- STATED EXERCISE
Provide the records once more, identical to the original.
──────── MATERIALS PROVIDED
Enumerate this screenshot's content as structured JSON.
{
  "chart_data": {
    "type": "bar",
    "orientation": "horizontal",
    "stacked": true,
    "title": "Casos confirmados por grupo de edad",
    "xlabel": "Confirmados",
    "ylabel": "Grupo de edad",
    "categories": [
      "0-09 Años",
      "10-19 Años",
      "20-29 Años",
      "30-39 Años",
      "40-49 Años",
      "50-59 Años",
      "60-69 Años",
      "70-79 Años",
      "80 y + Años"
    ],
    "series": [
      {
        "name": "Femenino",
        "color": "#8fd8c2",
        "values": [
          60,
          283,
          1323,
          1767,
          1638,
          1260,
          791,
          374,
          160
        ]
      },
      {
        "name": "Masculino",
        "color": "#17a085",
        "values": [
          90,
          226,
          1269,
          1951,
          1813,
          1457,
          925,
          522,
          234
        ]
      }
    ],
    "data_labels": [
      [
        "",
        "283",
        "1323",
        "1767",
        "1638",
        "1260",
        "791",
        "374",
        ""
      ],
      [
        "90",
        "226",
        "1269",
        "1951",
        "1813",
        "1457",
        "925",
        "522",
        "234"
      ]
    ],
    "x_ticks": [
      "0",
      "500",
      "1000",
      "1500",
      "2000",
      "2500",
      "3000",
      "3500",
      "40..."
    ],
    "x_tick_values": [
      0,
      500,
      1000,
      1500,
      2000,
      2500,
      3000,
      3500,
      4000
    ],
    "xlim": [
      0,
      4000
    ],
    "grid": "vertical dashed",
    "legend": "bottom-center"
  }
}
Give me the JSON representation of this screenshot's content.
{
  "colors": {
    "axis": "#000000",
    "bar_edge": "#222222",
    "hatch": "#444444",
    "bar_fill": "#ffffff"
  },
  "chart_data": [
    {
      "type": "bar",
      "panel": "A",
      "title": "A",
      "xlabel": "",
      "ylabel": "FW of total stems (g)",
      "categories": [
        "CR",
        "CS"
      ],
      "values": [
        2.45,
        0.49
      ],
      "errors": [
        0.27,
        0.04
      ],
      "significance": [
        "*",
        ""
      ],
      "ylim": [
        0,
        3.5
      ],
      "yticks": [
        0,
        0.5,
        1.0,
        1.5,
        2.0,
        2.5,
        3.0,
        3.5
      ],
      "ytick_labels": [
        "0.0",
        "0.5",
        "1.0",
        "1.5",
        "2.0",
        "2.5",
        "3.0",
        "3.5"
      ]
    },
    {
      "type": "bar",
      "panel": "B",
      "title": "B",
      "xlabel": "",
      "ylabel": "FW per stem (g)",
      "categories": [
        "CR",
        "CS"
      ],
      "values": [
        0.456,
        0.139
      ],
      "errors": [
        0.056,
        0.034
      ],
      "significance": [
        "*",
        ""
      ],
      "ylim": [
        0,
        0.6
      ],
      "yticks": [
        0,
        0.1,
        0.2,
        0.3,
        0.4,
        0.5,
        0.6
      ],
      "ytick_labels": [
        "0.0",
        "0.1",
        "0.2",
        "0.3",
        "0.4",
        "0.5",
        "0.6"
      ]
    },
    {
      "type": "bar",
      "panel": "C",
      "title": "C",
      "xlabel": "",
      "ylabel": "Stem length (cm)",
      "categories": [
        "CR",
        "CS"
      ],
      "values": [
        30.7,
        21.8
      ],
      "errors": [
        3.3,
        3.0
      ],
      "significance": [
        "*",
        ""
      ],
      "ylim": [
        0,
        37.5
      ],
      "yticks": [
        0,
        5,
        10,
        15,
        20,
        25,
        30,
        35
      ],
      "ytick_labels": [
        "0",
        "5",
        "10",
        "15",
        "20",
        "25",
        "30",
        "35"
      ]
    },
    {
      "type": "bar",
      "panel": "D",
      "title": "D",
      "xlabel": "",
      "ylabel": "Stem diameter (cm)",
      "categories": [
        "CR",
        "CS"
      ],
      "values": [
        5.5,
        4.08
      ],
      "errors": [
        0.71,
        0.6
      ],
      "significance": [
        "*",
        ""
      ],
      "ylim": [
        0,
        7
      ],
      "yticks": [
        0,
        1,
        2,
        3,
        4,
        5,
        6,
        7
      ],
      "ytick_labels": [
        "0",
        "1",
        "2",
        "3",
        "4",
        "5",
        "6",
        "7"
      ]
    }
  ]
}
────────────────
- RIGHT ANSWER
Enumerate this screenshot's content as structured JSON.
{
  "chart_data": {
    "type": "bar",
    "orientation": "horizontal",
    "stacked": true,
    "title": "Casos confirmados por grupo de edad",
    "xlabel": "Confirmados",
    "ylabel": "Grupo de edad",
    "categories": [
      "0-09 Años",
      "10-19 Años",
      "20-29 Años",
      "30-39 Años",
      "40-49 Años",
      "50-59 Años",
      "60-69 Años",
      "70-79 Años",
      "80 y + Años"
    ],
    "series": [
      {
        "name": "Femenino",
        "color": "#8fd8c2",
        "values": [
          60,
          283,
          1323,
          1767,
          1638,
          1260,
          791,
          374,
          160
        ]
      },
      {
        "name": "Masculino",
        "color": "#17a085",
        "values": [
          90,
          226,
          1269,
          1951,
          1813,
          1457,
          925,
          522,
          234
        ]
      }
    ],
    "data_labels": [
      [
        "",
        "283",
        "1323",
        "1767",
        "1638",
        "1260",
        "791",
        "374",
        ""
      ],
      [
        "90",
        "226",
        "1269",
        "1951",
        "1813",
        "1457",
        "925",
        "522",
        "234"
      ]
    ],
    "x_ticks": [
      "0",
      "500",
      "1000",
      "1500",
      "2000",
      "2500",
      "3000",
      "3500",
      "40..."
    ],
    "x_tick_values": [
      0,
      500,
      1000,
      1500,
      2000,
      2500,
      3000,
      3500,
      4000
    ],
    "xlim": [
      0,
      4000
    ],
    "grid": "vertical dashed",
    "legend": "bottom-center"
  }
}
Give me the JSON representation of this screenshot's content.
{
  "colors": {
    "axis": "#000000",
    "bar_edge": "#222222",
    "hatch": "#444444",
    "bar_fill": "#ffffff"
  },
  "chart_data": [
    {
      "type": "bar",
      "panel": "A",
      "title": "A",
      "xlabel": "",
      "ylabel": "FW of total stems (g)",
      "categories": [
        "CR",
        "CS"
      ],
      "values": [
        2.45,
        0.49
      ],
      "errors": [
        0.27,
        0.04
      ],
      "significance": [
        "*",
        ""
      ],
      "ylim": [
        0,
        3.5
      ],
      "yticks": [
        0,
        0.5,
        1.0,
        1.5,
        2.0,
        2.5,
        3.0,
        3.5
      ],
      "ytick_labels": [
        "0.0",
        "0.5",
        "1.0",
        "1.5",
        "2.0",
        "2.5",
        "3.0",
        "3.5"
      ]
    },
    {
      "type": "bar",
      "panel": "B",
      "title": "B",
      "xlabel": "",
      "ylabel": "FW per stem (g)",
      "categories": [
        "CR",
        "CS"
      ],
      "values": [
        0.456,
        0.139
      ],
      "errors": [
        0.056,
        0.034
      ],
      "significance": [
        "*",
        ""
      ],
      "ylim": [
        0,
        0.6
      ],
      "yticks": [
        0,
        0.1,
        0.2,
        0.3,
        0.4,
        0.5,
        0.6
      ],
      "ytick_labels": [
        "0.0",
        "0.1",
        "0.2",
        "0.3",
        "0.4",
        "0.5",
        "0.6"
      ]
    },
    {
      "type": "bar",
      "panel": "C",
      "title": "C",
      "xlabel": "",
      "ylabel": "Stem length (cm)",
      "categories": [
        "CR",
        "CS"
      ],
      "values": [
        30.7,
        21.8
      ],
      "errors": [
        3.3,
        3.0
      ],
      "significance": [
        "*",
        ""
      ],
      "ylim": [
        0,
        37.5
      ],
      "yticks": [
        0,
        5,
        10,
        15,
        20,
        25,
        30,
        35
      ],
      "ytick_labels": [
        "0",
        "5",
        "10",
        "15",
        "20",
        "25",
        "30",
        "35"
      ]
    },
    {
      "type": "bar",
      "panel": "D",
      "title": "D",
      "xlabel": "",
      "ylabel": "Stem diameter (cm)",
      "categories": [
        "CR",
        "CS"
      ],
      "values": [
        5.5,
        4.08
      ],
      "errors": [
        0.71,
        0.6
      ],
      "significance": [
        "*",
        ""
      ],
      "ylim": [
        0,
        7
      ],
      "yticks": [
        0,
        1,
        2,
        3,
        4,
        5,
        6,
        7
      ],
      "ytick_labels": [
        "0",
        "1",
        "2",
        "3",
        "4",
        "5",
        "6",
        "7"
      ]
    }
  ]
}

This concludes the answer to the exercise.